TASK TO COMPLETE —
Pictures do not belong in the copy; quote every entry below exactly.

RECORD SET —
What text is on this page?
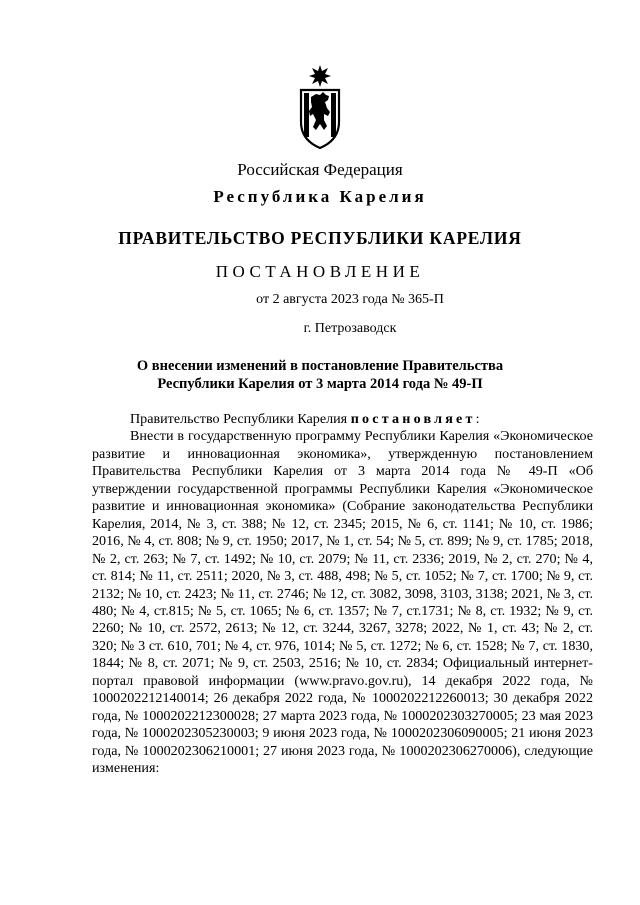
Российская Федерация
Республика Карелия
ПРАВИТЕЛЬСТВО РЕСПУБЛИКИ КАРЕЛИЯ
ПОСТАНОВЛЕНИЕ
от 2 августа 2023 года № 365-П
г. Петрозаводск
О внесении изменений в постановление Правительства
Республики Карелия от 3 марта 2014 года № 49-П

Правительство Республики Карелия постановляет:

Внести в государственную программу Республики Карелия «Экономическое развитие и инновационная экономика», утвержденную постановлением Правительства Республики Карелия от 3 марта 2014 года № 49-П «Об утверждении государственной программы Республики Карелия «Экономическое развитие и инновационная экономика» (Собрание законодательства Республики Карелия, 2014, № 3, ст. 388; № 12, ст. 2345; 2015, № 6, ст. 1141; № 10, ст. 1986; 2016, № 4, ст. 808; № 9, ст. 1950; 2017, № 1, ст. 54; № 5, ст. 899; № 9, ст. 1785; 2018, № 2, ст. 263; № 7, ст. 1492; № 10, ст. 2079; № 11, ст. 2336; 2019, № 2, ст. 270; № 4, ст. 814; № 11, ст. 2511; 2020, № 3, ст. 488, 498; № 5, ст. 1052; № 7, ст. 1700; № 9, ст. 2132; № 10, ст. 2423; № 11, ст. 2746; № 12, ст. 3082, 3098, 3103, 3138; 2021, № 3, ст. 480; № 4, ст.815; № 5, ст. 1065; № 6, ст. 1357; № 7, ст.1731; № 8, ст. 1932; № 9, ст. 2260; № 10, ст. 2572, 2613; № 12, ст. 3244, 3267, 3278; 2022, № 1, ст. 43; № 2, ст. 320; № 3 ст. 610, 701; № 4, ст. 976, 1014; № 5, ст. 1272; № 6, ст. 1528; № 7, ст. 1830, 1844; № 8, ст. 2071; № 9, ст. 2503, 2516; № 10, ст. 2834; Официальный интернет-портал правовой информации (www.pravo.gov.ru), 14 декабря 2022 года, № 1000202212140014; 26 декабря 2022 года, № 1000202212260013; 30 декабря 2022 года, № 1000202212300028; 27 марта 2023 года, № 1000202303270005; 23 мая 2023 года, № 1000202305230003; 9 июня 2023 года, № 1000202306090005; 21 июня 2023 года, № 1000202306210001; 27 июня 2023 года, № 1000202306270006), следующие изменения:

FULL ANSWER —
What text is on this page?
Российская Федерация
Республика Карелия
ПРАВИТЕЛЬСТВО РЕСПУБЛИКИ КАРЕЛИЯ
ПОСТАНОВЛЕНИЕ
от 2 августа 2023 года № 365-П
г. Петрозаводск
О внесении изменений в постановление Правительства
Республики Карелия от 3 марта 2014 года № 49-П

Правительство Республики Карелия постановляет:

Внести в государственную программу Республики Карелия «Экономическое развитие и инновационная экономика», утвержденную постановлением Правительства Республики Карелия от 3 марта 2014 года № 49-П «Об утверждении государственной программы Республики Карелия «Экономическое развитие и инновационная экономика» (Собрание законодательства Республики Карелия, 2014, № 3, ст. 388; № 12, ст. 2345; 2015, № 6, ст. 1141; № 10, ст. 1986; 2016, № 4, ст. 808; № 9, ст. 1950; 2017, № 1, ст. 54; № 5, ст. 899; № 9, ст. 1785; 2018, № 2, ст. 263; № 7, ст. 1492; № 10, ст. 2079; № 11, ст. 2336; 2019, № 2, ст. 270; № 4, ст. 814; № 11, ст. 2511; 2020, № 3, ст. 488, 498; № 5, ст. 1052; № 7, ст. 1700; № 9, ст. 2132; № 10, ст. 2423; № 11, ст. 2746; № 12, ст. 3082, 3098, 3103, 3138; 2021, № 3, ст. 480; № 4, ст.815; № 5, ст. 1065; № 6, ст. 1357; № 7, ст.1731; № 8, ст. 1932; № 9, ст. 2260; № 10, ст. 2572, 2613; № 12, ст. 3244, 3267, 3278; 2022, № 1, ст. 43; № 2, ст. 320; № 3 ст. 610, 701; № 4, ст. 976, 1014; № 5, ст. 1272; № 6, ст. 1528; № 7, ст. 1830, 1844; № 8, ст. 2071; № 9, ст. 2503, 2516; № 10, ст. 2834; Официальный интернет-портал правовой информации (www.pravo.gov.ru), 14 декабря 2022 года, № 1000202212140014; 26 декабря 2022 года, № 1000202212260013; 30 декабря 2022 года, № 1000202212300028; 27 марта 2023 года, № 1000202303270005; 23 мая 2023 года, № 1000202305230003; 9 июня 2023 года, № 1000202306090005; 21 июня 2023 года, № 1000202306210001; 27 июня 2023 года, № 1000202306270006), следующие изменения:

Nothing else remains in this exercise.